--- START OF MATERIAL SHOWN ---

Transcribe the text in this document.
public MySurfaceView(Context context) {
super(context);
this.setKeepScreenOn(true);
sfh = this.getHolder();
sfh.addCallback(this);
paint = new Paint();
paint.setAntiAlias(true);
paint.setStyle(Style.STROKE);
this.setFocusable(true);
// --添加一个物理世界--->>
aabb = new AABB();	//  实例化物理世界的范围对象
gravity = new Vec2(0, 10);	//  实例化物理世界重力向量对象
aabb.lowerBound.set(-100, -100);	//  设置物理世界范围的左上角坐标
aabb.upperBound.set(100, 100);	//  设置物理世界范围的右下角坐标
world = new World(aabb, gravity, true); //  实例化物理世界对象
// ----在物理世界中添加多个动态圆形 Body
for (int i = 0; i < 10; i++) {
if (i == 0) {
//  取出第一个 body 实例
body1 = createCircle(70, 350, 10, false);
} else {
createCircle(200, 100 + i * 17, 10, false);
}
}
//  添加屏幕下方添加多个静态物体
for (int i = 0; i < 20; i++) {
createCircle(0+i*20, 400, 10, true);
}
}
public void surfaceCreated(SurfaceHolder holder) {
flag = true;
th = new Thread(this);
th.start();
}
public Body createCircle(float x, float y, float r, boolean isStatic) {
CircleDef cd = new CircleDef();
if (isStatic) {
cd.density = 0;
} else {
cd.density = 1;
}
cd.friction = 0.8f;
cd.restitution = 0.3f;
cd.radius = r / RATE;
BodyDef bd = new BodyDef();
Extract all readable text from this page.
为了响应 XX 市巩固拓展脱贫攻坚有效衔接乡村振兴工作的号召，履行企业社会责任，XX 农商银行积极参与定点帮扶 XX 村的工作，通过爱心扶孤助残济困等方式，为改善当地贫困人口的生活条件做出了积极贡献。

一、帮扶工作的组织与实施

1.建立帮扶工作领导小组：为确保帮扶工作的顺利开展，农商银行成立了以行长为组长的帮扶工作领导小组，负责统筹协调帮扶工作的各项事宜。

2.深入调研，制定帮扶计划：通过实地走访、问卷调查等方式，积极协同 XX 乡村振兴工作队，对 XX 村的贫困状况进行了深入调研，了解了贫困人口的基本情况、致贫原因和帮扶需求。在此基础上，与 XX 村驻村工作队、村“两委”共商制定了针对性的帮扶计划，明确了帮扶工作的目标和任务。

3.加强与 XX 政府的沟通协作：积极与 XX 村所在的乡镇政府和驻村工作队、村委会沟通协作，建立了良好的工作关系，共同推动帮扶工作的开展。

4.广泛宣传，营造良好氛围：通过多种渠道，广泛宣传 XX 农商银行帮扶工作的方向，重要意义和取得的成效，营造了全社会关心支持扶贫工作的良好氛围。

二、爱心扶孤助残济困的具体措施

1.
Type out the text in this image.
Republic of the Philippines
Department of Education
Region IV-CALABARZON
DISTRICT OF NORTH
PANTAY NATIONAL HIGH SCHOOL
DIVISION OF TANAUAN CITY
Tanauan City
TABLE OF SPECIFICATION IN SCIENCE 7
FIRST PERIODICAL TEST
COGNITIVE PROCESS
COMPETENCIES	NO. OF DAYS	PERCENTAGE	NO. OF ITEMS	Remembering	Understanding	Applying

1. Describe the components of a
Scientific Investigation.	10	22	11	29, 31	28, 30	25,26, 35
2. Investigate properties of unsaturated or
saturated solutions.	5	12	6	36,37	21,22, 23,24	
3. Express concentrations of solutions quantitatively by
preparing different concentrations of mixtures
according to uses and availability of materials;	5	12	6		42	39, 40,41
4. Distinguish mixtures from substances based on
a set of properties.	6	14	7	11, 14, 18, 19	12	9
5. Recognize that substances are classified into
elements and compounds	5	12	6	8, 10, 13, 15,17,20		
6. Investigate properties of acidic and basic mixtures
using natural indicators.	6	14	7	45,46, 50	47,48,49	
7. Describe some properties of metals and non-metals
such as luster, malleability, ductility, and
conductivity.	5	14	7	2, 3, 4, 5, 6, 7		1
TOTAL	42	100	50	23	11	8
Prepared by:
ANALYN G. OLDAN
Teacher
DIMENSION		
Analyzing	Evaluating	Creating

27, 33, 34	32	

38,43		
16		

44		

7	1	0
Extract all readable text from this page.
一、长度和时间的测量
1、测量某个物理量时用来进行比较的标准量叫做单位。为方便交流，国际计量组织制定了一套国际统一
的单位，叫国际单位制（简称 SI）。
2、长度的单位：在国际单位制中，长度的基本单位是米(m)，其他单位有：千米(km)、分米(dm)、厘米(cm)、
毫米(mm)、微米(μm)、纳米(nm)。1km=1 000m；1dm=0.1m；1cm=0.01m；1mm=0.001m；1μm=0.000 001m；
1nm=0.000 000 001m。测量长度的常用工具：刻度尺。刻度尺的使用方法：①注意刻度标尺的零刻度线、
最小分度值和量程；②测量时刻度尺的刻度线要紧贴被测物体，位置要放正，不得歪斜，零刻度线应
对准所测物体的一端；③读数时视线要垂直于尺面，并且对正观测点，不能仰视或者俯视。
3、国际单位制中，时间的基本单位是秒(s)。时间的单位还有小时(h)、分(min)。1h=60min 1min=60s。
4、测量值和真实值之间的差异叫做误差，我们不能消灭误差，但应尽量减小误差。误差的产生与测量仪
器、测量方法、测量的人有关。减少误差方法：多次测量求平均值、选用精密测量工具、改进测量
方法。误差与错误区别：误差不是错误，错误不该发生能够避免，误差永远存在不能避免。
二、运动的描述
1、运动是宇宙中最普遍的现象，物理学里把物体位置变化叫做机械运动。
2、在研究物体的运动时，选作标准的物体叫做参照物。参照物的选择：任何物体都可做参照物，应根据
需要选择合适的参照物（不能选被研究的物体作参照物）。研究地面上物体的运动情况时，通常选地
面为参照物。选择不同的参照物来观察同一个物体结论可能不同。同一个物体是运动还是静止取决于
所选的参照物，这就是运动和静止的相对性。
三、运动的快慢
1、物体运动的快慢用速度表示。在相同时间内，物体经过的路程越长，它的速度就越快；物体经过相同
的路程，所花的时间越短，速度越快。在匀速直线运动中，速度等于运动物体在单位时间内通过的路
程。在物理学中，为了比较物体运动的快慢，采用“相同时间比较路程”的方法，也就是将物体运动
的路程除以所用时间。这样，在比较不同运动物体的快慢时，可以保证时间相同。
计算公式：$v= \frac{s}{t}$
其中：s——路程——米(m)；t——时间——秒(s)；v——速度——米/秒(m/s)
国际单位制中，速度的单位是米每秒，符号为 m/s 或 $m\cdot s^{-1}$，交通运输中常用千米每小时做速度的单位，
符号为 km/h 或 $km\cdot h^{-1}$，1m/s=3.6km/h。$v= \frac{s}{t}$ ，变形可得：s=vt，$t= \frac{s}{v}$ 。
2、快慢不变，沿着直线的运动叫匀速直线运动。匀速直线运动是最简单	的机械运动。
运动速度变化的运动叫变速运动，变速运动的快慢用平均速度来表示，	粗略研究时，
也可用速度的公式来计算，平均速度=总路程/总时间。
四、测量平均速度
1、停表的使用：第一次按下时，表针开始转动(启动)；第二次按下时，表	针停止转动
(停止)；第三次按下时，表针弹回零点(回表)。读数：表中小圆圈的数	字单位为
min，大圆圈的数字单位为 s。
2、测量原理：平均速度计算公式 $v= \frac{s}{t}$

--- END OF MATERIAL SHOWN ---

▸ **WHAT YOU SHOULD DO**:
Collect each line of the entries that has the word "true", copying it in full.

▸ **ANSWER TO THIS TASK**:
this.setKeepScreenOn(true);
paint.setAntiAlias(true);
this.setFocusable(true);
world = new World(aabb, gravity, true); //  实例化物理世界对象
createCircle(0+i*20, 400, 10, true);
flag = true;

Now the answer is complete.